# [Material to process]

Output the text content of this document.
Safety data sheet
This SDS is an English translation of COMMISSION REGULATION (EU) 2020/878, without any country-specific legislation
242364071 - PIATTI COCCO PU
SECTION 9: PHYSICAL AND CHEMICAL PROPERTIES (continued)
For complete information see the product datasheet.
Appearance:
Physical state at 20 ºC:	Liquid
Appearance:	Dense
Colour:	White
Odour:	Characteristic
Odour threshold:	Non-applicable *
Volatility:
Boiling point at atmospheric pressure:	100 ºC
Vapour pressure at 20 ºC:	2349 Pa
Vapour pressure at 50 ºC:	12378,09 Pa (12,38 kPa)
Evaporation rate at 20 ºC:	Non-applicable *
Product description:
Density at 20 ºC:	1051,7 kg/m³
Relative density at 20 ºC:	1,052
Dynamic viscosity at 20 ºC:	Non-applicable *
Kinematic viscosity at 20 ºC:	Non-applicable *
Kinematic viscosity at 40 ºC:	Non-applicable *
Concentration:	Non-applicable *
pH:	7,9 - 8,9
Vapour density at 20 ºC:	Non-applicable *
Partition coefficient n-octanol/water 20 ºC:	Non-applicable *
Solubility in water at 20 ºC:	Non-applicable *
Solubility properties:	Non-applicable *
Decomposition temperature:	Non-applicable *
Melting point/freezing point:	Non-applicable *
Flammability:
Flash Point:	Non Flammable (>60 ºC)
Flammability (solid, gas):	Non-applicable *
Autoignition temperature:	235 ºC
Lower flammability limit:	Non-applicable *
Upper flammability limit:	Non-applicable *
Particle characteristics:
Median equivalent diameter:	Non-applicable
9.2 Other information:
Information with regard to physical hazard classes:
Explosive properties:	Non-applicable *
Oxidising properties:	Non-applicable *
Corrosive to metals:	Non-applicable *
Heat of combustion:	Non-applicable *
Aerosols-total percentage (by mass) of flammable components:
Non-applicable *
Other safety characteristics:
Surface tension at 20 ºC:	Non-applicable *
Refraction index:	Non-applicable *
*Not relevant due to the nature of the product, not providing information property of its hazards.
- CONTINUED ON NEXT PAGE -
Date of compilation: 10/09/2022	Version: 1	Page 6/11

# [Prompt]
Write the entries again, exactly as they stand.

# [Task response]
Output the text content of this document.
Safety data sheet
This SDS is an English translation of COMMISSION REGULATION (EU) 2020/878, without any country-specific legislation
242364071 - PIATTI COCCO PU
SECTION 9: PHYSICAL AND CHEMICAL PROPERTIES (continued)
For complete information see the product datasheet.
Appearance:
Physical state at 20 ºC:	Liquid
Appearance:	Dense
Colour:	White
Odour:	Characteristic
Odour threshold:	Non-applicable *
Volatility:
Boiling point at atmospheric pressure:	100 ºC
Vapour pressure at 20 ºC:	2349 Pa
Vapour pressure at 50 ºC:	12378,09 Pa (12,38 kPa)
Evaporation rate at 20 ºC:	Non-applicable *
Product description:
Density at 20 ºC:	1051,7 kg/m³
Relative density at 20 ºC:	1,052
Dynamic viscosity at 20 ºC:	Non-applicable *
Kinematic viscosity at 20 ºC:	Non-applicable *
Kinematic viscosity at 40 ºC:	Non-applicable *
Concentration:	Non-applicable *
pH:	7,9 - 8,9
Vapour density at 20 ºC:	Non-applicable *
Partition coefficient n-octanol/water 20 ºC:	Non-applicable *
Solubility in water at 20 ºC:	Non-applicable *
Solubility properties:	Non-applicable *
Decomposition temperature:	Non-applicable *
Melting point/freezing point:	Non-applicable *
Flammability:
Flash Point:	Non Flammable (>60 ºC)
Flammability (solid, gas):	Non-applicable *
Autoignition temperature:	235 ºC
Lower flammability limit:	Non-applicable *
Upper flammability limit:	Non-applicable *
Particle characteristics:
Median equivalent diameter:	Non-applicable
9.2 Other information:
Information with regard to physical hazard classes:
Explosive properties:	Non-applicable *
Oxidising properties:	Non-applicable *
Corrosive to metals:	Non-applicable *
Heat of combustion:	Non-applicable *
Aerosols-total percentage (by mass) of flammable components:
Non-applicable *
Other safety characteristics:
Surface tension at 20 ºC:	Non-applicable *
Refraction index:	Non-applicable *
*Not relevant due to the nature of the product, not providing information property of its hazards.
- CONTINUED ON NEXT PAGE -
Date of compilation: 10/09/2022	Version: 1	Page 6/11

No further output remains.